§ **EXERCISE**: From the material below, give the number of lines that hold the string "palabra" and nothing further.

:: DATA RECORDS ::

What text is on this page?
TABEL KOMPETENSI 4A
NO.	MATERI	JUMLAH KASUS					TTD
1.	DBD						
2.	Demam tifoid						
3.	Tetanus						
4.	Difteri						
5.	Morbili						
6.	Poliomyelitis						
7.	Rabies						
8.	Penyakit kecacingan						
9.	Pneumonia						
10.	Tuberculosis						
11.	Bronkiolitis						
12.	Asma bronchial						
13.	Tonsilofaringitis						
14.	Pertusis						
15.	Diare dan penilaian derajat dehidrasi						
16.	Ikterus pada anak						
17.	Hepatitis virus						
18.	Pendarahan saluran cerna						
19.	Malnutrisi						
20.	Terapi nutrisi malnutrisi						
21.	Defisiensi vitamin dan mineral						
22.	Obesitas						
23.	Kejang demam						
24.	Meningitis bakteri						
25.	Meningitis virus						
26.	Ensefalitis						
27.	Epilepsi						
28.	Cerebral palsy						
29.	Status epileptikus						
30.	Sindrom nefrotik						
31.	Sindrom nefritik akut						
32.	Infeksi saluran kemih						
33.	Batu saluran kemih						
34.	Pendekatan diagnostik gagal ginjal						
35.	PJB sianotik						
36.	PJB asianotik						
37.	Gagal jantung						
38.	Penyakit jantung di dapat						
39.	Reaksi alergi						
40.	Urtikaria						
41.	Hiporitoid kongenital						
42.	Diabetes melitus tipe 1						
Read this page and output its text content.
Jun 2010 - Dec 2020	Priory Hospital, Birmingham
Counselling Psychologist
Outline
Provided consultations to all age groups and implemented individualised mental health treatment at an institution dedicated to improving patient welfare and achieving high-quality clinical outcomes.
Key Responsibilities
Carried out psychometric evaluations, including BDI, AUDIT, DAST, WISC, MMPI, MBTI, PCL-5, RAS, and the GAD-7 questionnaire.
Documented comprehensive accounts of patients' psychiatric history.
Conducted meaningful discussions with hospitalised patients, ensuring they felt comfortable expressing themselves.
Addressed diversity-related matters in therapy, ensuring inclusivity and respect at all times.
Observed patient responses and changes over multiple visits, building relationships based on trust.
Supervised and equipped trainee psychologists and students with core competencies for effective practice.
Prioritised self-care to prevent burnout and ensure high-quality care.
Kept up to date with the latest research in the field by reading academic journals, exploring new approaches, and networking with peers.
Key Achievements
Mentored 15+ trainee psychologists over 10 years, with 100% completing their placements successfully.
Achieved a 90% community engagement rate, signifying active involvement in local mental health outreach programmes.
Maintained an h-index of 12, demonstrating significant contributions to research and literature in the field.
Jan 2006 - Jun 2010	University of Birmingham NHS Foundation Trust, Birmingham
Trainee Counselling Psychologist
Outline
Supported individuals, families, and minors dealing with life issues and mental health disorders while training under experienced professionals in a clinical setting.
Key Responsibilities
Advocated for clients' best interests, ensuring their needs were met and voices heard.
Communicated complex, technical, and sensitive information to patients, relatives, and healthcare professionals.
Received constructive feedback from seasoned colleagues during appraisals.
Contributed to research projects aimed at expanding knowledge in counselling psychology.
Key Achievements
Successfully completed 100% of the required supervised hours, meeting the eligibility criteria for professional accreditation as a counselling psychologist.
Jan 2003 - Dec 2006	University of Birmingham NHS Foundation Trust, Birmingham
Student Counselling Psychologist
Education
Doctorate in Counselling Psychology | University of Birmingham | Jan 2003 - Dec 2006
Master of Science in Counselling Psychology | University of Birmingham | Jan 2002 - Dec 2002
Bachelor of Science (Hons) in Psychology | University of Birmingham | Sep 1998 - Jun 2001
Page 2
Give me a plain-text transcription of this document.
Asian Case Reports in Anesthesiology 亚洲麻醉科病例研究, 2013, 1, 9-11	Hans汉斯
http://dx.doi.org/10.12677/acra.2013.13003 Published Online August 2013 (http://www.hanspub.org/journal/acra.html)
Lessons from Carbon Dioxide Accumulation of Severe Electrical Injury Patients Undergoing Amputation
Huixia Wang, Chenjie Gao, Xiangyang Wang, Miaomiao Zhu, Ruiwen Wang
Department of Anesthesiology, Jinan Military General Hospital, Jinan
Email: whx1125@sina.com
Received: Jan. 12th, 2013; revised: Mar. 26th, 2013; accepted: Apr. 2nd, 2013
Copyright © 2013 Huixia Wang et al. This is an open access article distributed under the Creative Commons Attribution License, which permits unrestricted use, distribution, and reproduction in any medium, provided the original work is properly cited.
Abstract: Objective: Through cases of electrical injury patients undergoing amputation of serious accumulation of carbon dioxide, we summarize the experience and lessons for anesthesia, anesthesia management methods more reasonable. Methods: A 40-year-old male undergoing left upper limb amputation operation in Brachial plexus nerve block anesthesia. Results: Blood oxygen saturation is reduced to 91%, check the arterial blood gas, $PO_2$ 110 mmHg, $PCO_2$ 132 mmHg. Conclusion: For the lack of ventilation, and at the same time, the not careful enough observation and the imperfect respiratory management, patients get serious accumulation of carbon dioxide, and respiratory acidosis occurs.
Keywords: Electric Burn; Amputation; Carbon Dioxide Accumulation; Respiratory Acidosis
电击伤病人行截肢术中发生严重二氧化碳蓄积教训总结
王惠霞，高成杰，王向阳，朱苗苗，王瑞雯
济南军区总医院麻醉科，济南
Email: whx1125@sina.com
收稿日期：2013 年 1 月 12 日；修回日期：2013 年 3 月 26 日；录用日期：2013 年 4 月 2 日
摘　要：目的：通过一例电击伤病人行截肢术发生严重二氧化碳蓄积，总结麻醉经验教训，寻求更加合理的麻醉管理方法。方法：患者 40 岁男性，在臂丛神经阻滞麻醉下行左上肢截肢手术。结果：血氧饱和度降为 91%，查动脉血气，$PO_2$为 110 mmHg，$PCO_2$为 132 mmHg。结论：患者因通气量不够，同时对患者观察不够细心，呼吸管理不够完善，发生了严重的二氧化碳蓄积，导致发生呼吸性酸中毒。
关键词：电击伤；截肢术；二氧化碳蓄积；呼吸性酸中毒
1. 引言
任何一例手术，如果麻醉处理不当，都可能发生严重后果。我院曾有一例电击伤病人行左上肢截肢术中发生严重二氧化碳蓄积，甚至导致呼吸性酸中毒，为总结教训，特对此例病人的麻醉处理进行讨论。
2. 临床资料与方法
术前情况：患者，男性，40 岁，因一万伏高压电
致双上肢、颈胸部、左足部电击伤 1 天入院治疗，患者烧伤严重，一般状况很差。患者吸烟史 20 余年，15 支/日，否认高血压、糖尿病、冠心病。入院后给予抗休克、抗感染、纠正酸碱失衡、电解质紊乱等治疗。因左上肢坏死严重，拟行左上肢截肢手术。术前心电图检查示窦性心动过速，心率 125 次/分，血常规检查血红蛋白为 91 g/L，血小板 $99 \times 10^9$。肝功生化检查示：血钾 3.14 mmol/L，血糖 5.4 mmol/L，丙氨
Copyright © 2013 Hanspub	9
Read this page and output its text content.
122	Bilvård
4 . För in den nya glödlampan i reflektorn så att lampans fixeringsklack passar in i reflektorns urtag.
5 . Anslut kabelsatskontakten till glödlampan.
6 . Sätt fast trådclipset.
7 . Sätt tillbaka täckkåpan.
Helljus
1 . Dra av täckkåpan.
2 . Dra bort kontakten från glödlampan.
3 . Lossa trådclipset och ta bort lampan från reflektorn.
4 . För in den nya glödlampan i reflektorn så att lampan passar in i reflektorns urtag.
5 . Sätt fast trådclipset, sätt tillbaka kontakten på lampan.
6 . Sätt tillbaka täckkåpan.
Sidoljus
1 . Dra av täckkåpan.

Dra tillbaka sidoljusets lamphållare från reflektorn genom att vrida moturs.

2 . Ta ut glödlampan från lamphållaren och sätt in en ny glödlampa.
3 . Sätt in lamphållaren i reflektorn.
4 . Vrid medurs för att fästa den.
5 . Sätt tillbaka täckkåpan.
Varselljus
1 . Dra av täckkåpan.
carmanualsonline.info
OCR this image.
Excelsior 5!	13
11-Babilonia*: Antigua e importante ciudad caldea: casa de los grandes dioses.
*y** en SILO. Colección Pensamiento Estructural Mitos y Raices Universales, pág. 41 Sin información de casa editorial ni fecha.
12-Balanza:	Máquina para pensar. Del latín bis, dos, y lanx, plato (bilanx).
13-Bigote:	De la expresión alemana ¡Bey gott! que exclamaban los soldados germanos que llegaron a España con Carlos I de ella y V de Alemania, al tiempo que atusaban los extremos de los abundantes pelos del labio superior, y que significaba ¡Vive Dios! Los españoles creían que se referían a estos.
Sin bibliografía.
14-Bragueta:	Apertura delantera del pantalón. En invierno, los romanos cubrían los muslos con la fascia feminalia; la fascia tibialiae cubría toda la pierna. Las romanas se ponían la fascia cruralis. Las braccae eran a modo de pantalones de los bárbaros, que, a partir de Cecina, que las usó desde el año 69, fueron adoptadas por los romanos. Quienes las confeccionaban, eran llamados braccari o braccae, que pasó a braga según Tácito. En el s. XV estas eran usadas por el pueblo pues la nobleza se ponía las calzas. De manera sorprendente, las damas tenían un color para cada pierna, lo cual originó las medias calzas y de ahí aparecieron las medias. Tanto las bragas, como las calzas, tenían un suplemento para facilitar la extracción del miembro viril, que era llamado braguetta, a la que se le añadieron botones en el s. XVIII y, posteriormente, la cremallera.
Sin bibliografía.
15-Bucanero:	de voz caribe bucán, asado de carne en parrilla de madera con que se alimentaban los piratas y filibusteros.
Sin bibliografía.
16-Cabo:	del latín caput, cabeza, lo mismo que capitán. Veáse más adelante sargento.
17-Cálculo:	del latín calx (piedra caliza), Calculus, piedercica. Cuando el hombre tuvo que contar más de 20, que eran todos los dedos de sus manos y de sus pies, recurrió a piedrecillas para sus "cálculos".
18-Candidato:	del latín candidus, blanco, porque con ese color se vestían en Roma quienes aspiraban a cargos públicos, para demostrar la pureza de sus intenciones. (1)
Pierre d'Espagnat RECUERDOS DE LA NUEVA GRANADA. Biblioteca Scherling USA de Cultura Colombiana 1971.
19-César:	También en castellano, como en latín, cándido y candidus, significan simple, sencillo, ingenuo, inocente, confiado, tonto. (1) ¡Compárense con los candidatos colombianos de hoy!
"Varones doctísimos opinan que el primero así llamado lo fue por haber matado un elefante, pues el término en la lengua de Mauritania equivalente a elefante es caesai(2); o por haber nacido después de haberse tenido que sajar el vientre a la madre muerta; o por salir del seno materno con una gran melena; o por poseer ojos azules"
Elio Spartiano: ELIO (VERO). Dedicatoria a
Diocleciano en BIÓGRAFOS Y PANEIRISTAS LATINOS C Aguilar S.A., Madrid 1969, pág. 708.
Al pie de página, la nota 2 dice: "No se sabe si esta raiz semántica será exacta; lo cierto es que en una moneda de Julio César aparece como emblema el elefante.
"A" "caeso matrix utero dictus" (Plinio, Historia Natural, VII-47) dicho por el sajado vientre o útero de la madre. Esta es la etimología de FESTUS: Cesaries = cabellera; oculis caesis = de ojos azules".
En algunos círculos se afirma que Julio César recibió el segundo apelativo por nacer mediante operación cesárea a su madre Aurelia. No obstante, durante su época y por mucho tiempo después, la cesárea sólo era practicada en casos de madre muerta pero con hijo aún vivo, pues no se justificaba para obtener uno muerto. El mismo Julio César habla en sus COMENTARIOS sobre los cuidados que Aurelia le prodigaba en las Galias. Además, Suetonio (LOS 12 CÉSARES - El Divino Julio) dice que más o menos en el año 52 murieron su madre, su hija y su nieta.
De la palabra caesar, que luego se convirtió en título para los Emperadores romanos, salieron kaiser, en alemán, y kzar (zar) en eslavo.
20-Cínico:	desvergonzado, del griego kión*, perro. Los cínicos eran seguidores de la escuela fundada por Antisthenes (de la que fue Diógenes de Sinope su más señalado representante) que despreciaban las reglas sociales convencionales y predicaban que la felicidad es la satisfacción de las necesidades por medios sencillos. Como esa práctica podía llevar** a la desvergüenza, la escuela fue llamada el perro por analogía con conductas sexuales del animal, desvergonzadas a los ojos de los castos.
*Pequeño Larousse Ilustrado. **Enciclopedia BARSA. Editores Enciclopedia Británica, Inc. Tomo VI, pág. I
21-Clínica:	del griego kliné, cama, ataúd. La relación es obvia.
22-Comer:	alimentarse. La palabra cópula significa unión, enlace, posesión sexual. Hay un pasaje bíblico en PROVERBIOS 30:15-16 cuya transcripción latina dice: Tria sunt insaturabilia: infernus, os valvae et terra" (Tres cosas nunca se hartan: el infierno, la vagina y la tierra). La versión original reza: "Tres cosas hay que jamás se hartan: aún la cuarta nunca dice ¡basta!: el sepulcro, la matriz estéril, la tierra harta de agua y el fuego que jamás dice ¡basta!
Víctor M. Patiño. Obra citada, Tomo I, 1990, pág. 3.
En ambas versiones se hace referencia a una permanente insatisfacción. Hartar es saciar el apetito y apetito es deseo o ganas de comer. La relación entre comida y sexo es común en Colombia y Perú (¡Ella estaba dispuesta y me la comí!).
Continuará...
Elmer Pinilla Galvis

:::

§ **WRITTEN SOLUTION**: 2